Problem to solve → Of the lines in this listing, how many contain the word "Индикативные"? Give the number and nothing else.
+++++
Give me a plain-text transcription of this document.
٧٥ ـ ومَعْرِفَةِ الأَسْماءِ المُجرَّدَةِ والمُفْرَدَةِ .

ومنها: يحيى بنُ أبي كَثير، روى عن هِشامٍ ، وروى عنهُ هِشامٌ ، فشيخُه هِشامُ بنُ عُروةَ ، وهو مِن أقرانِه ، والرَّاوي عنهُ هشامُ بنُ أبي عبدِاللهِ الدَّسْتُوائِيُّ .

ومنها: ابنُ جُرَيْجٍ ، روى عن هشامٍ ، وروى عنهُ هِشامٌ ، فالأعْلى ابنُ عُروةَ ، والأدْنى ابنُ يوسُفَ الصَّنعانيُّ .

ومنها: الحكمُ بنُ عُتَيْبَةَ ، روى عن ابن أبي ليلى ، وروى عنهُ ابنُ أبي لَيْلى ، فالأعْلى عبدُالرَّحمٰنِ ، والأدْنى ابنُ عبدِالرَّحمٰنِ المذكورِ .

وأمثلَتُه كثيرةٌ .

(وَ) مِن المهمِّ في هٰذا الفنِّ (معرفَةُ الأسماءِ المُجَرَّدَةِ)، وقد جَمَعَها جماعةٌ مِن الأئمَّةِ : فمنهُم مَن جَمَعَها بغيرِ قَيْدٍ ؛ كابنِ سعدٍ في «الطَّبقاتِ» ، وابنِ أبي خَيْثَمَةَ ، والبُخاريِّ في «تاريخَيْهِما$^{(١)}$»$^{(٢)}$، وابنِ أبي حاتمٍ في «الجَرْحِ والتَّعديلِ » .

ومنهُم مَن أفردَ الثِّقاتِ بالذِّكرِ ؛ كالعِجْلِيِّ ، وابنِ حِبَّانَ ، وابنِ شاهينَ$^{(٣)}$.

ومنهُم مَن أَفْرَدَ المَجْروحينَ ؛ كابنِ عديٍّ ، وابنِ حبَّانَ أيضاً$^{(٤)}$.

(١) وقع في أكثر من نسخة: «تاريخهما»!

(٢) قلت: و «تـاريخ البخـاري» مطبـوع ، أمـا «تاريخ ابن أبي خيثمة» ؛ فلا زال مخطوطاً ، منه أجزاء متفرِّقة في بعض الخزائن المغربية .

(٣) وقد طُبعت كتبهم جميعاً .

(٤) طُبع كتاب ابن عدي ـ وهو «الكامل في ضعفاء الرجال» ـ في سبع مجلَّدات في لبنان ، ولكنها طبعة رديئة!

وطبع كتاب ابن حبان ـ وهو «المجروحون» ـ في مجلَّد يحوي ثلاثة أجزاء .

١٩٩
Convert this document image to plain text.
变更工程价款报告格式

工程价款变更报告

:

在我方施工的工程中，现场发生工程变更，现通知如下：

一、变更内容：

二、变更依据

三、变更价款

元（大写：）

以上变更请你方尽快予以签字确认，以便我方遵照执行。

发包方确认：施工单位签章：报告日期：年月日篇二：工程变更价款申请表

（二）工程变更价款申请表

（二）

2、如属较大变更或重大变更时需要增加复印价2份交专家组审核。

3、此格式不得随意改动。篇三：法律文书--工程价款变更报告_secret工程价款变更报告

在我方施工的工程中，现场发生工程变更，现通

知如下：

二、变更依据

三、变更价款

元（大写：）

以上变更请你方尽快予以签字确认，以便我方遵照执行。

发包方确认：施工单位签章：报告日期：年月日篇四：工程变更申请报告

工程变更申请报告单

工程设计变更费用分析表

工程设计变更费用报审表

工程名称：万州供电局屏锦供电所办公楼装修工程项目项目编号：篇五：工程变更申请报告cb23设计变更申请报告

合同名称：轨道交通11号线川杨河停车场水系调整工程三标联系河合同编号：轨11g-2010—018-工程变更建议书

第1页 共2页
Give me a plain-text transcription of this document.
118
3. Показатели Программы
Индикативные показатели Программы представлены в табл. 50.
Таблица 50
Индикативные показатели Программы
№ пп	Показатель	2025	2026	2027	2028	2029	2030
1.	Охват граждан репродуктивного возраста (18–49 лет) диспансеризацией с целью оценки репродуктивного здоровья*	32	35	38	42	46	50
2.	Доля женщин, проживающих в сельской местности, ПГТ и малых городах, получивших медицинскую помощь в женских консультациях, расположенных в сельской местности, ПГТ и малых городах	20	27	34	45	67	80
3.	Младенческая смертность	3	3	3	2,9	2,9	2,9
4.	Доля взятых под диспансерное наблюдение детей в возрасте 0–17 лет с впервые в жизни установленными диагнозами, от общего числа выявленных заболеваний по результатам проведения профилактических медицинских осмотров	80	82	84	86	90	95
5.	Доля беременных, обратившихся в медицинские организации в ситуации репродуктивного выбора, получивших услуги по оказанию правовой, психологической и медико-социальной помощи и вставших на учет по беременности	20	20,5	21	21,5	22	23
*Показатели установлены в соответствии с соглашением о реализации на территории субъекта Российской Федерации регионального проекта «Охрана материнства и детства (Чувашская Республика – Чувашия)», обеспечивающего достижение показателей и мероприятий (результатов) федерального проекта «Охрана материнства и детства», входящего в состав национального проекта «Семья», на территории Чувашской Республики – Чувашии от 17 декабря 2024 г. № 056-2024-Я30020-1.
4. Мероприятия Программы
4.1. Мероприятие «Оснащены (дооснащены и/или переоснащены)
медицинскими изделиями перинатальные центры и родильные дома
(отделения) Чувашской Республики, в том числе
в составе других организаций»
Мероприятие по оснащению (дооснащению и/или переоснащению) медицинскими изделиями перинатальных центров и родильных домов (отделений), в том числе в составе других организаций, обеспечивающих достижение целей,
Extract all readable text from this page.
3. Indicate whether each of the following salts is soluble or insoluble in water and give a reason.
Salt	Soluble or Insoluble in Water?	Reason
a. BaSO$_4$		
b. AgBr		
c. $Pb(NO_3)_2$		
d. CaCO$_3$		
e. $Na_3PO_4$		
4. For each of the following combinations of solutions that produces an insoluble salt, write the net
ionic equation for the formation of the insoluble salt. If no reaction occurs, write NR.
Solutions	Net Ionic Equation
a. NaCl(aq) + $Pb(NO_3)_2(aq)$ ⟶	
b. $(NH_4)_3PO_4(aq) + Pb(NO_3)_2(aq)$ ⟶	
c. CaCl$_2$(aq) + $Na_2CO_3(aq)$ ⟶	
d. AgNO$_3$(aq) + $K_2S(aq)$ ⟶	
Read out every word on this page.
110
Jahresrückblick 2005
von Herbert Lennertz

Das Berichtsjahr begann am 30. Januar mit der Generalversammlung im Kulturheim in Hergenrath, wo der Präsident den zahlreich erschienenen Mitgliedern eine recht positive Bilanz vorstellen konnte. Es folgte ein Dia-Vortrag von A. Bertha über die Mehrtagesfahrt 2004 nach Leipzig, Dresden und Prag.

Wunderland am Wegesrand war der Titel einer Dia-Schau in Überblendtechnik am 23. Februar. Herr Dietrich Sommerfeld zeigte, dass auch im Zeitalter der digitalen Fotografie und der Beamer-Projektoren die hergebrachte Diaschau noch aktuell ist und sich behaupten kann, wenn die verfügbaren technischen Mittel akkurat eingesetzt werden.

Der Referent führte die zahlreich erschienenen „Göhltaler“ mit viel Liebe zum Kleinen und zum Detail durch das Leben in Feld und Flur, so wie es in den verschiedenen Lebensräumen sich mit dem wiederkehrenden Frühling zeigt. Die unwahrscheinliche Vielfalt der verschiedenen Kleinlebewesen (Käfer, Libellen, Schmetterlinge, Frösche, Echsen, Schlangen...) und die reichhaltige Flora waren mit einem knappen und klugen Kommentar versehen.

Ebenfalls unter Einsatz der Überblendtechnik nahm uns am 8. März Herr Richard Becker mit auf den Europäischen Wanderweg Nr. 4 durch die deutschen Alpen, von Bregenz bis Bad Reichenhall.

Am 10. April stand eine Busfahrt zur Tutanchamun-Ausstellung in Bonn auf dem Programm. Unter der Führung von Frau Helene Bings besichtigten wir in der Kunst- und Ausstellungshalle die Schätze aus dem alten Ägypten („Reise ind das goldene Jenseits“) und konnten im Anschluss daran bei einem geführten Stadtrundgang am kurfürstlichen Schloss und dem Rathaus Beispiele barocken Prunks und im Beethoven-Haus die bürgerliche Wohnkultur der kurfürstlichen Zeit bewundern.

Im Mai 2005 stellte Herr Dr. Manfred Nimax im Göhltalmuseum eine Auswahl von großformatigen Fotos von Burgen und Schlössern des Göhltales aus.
+++++
Solution for this task → 2